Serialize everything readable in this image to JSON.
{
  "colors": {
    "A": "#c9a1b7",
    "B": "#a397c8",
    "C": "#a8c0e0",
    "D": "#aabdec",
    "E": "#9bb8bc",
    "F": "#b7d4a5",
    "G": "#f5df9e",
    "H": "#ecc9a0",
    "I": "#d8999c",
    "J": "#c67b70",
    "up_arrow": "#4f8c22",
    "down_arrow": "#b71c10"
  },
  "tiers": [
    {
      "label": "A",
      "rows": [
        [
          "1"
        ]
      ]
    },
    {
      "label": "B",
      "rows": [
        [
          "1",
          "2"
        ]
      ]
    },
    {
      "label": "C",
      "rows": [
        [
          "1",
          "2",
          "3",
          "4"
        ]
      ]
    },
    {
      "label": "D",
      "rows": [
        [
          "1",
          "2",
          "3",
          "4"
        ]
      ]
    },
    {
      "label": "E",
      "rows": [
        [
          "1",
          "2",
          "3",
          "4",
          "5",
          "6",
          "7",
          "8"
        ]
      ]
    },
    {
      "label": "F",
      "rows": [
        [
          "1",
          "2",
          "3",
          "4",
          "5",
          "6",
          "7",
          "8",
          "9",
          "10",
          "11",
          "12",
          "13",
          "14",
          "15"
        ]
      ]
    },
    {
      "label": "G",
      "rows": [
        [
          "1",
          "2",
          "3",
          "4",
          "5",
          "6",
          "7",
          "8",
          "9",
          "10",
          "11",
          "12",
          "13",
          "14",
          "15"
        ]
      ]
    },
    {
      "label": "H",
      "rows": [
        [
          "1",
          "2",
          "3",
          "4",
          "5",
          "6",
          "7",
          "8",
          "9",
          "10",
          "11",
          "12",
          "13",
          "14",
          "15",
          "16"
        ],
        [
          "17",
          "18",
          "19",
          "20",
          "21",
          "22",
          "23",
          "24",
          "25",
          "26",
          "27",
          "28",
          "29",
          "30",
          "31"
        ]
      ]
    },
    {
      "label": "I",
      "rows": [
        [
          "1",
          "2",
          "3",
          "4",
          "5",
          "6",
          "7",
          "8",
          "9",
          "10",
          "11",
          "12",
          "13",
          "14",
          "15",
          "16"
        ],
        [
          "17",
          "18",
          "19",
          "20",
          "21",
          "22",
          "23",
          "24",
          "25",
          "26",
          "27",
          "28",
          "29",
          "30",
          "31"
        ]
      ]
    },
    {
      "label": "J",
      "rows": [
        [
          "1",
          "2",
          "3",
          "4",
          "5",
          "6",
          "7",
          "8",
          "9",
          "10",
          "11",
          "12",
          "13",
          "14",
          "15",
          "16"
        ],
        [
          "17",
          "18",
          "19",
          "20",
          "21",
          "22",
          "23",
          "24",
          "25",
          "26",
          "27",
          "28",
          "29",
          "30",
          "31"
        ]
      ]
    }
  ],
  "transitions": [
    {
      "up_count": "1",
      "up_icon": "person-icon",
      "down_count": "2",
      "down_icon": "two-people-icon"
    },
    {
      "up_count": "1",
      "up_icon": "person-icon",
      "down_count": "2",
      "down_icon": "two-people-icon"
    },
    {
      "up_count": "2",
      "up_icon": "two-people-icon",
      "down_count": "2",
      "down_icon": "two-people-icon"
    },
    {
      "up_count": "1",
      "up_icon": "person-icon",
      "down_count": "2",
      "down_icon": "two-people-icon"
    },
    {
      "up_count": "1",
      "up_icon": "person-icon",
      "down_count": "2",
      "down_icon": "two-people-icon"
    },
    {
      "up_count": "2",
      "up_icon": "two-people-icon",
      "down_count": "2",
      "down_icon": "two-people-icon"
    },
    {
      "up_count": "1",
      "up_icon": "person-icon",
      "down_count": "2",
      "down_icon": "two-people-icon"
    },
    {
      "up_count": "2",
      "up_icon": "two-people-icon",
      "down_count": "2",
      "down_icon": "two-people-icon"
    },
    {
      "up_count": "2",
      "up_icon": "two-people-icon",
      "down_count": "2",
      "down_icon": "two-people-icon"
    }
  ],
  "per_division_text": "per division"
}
----
What to do ▸
Restate each entry exactly, skipping none.

Answer below ▸
Serialize everything readable in this image to JSON.
{
  "colors": {
    "A": "#c9a1b7",
    "B": "#a397c8",
    "C": "#a8c0e0",
    "D": "#aabdec",
    "E": "#9bb8bc",
    "F": "#b7d4a5",
    "G": "#f5df9e",
    "H": "#ecc9a0",
    "I": "#d8999c",
    "J": "#c67b70",
    "up_arrow": "#4f8c22",
    "down_arrow": "#b71c10"
  },
  "tiers": [
    {
      "label": "A",
      "rows": [
        [
          "1"
        ]
      ]
    },
    {
      "label": "B",
      "rows": [
        [
          "1",
          "2"
        ]
      ]
    },
    {
      "label": "C",
      "rows": [
        [
          "1",
          "2",
          "3",
          "4"
        ]
      ]
    },
    {
      "label": "D",
      "rows": [
        [
          "1",
          "2",
          "3",
          "4"
        ]
      ]
    },
    {
      "label": "E",
      "rows": [
        [
          "1",
          "2",
          "3",
          "4",
          "5",
          "6",
          "7",
          "8"
        ]
      ]
    },
    {
      "label": "F",
      "rows": [
        [
          "1",
          "2",
          "3",
          "4",
          "5",
          "6",
          "7",
          "8",
          "9",
          "10",
          "11",
          "12",
          "13",
          "14",
          "15"
        ]
      ]
    },
    {
      "label": "G",
      "rows": [
        [
          "1",
          "2",
          "3",
          "4",
          "5",
          "6",
          "7",
          "8",
          "9",
          "10",
          "11",
          "12",
          "13",
          "14",
          "15"
        ]
      ]
    },
    {
      "label": "H",
      "rows": [
        [
          "1",
          "2",
          "3",
          "4",
          "5",
          "6",
          "7",
          "8",
          "9",
          "10",
          "11",
          "12",
          "13",
          "14",
          "15",
          "16"
        ],
        [
          "17",
          "18",
          "19",
          "20",
          "21",
          "22",
          "23",
          "24",
          "25",
          "26",
          "27",
          "28",
          "29",
          "30",
          "31"
        ]
      ]
    },
    {
      "label": "I",
      "rows": [
        [
          "1",
          "2",
          "3",
          "4",
          "5",
          "6",
          "7",
          "8",
          "9",
          "10",
          "11",
          "12",
          "13",
          "14",
          "15",
          "16"
        ],
        [
          "17",
          "18",
          "19",
          "20",
          "21",
          "22",
          "23",
          "24",
          "25",
          "26",
          "27",
          "28",
          "29",
          "30",
          "31"
        ]
      ]
    },
    {
      "label": "J",
      "rows": [
        [
          "1",
          "2",
          "3",
          "4",
          "5",
          "6",
          "7",
          "8",
          "9",
          "10",
          "11",
          "12",
          "13",
          "14",
          "15",
          "16"
        ],
        [
          "17",
          "18",
          "19",
          "20",
          "21",
          "22",
          "23",
          "24",
          "25",
          "26",
          "27",
          "28",
          "29",
          "30",
          "31"
        ]
      ]
    }
  ],
  "transitions": [
    {
      "up_count": "1",
      "up_icon": "person-icon",
      "down_count": "2",
      "down_icon": "two-people-icon"
    },
    {
      "up_count": "1",
      "up_icon": "person-icon",
      "down_count": "2",
      "down_icon": "two-people-icon"
    },
    {
      "up_count": "2",
      "up_icon": "two-people-icon",
      "down_count": "2",
      "down_icon": "two-people-icon"
    },
    {
      "up_count": "1",
      "up_icon": "person-icon",
      "down_count": "2",
      "down_icon": "two-people-icon"
    },
    {
      "up_count": "1",
      "up_icon": "person-icon",
      "down_count": "2",
      "down_icon": "two-people-icon"
    },
    {
      "up_count": "2",
      "up_icon": "two-people-icon",
      "down_count": "2",
      "down_icon": "two-people-icon"
    },
    {
      "up_count": "1",
      "up_icon": "person-icon",
      "down_count": "2",
      "down_icon": "two-people-icon"
    },
    {
      "up_count": "2",
      "up_icon": "two-people-icon",
      "down_count": "2",
      "down_icon": "two-people-icon"
    },
    {
      "up_count": "2",
      "up_icon": "two-people-icon",
      "down_count": "2",
      "down_icon": "two-people-icon"
    }
  ],
  "per_division_text": "per division"
}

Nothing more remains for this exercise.